━━ RECORDS SHOWN ━━
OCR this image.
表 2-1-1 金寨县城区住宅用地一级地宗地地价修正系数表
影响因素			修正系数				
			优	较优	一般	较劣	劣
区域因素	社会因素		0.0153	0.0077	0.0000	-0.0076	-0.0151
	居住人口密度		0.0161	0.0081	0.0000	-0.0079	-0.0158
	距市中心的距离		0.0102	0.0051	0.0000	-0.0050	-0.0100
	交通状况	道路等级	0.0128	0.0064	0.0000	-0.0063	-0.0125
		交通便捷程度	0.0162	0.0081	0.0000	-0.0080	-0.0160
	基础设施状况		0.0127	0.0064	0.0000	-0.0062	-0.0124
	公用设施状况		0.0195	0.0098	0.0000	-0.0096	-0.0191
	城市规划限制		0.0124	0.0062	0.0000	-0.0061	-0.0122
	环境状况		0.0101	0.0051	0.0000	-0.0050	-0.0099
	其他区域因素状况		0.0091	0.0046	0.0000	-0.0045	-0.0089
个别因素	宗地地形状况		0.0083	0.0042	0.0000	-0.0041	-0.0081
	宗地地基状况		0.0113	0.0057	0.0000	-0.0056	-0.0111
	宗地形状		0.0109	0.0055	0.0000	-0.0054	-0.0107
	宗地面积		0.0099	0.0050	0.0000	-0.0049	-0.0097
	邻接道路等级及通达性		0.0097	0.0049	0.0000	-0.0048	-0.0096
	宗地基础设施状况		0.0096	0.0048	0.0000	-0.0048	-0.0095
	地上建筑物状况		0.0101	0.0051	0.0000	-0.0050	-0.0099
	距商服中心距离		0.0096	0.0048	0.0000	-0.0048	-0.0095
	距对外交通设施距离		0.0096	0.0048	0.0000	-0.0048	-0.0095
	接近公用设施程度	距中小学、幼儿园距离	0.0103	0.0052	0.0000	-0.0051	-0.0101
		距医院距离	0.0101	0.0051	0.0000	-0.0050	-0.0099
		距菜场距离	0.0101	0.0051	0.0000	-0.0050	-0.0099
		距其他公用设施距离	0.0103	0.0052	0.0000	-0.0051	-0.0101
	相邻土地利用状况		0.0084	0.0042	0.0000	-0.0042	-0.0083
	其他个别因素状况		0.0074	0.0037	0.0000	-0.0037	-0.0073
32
━━━
GIVEN EXERCISE: Copy every line of the material, please, keeping it exactly the same.

THE RESULT:
OCR this image.
表 2-1-1 金寨县城区住宅用地一级地宗地地价修正系数表
影响因素			修正系数				
			优	较优	一般	较劣	劣
区域因素	社会因素		0.0153	0.0077	0.0000	-0.0076	-0.0151
	居住人口密度		0.0161	0.0081	0.0000	-0.0079	-0.0158
	距市中心的距离		0.0102	0.0051	0.0000	-0.0050	-0.0100
	交通状况	道路等级	0.0128	0.0064	0.0000	-0.0063	-0.0125
		交通便捷程度	0.0162	0.0081	0.0000	-0.0080	-0.0160
	基础设施状况		0.0127	0.0064	0.0000	-0.0062	-0.0124
	公用设施状况		0.0195	0.0098	0.0000	-0.0096	-0.0191
	城市规划限制		0.0124	0.0062	0.0000	-0.0061	-0.0122
	环境状况		0.0101	0.0051	0.0000	-0.0050	-0.0099
	其他区域因素状况		0.0091	0.0046	0.0000	-0.0045	-0.0089
个别因素	宗地地形状况		0.0083	0.0042	0.0000	-0.0041	-0.0081
	宗地地基状况		0.0113	0.0057	0.0000	-0.0056	-0.0111
	宗地形状		0.0109	0.0055	0.0000	-0.0054	-0.0107
	宗地面积		0.0099	0.0050	0.0000	-0.0049	-0.0097
	邻接道路等级及通达性		0.0097	0.0049	0.0000	-0.0048	-0.0096
	宗地基础设施状况		0.0096	0.0048	0.0000	-0.0048	-0.0095
	地上建筑物状况		0.0101	0.0051	0.0000	-0.0050	-0.0099
	距商服中心距离		0.0096	0.0048	0.0000	-0.0048	-0.0095
	距对外交通设施距离		0.0096	0.0048	0.0000	-0.0048	-0.0095
	接近公用设施程度	距中小学、幼儿园距离	0.0103	0.0052	0.0000	-0.0051	-0.0101
		距医院距离	0.0101	0.0051	0.0000	-0.0050	-0.0099
		距菜场距离	0.0101	0.0051	0.0000	-0.0050	-0.0099
		距其他公用设施距离	0.0103	0.0052	0.0000	-0.0051	-0.0101
	相邻土地利用状况		0.0084	0.0042	0.0000	-0.0042	-0.0083
	其他个别因素状况		0.0074	0.0037	0.0000	-0.0037	-0.0073
32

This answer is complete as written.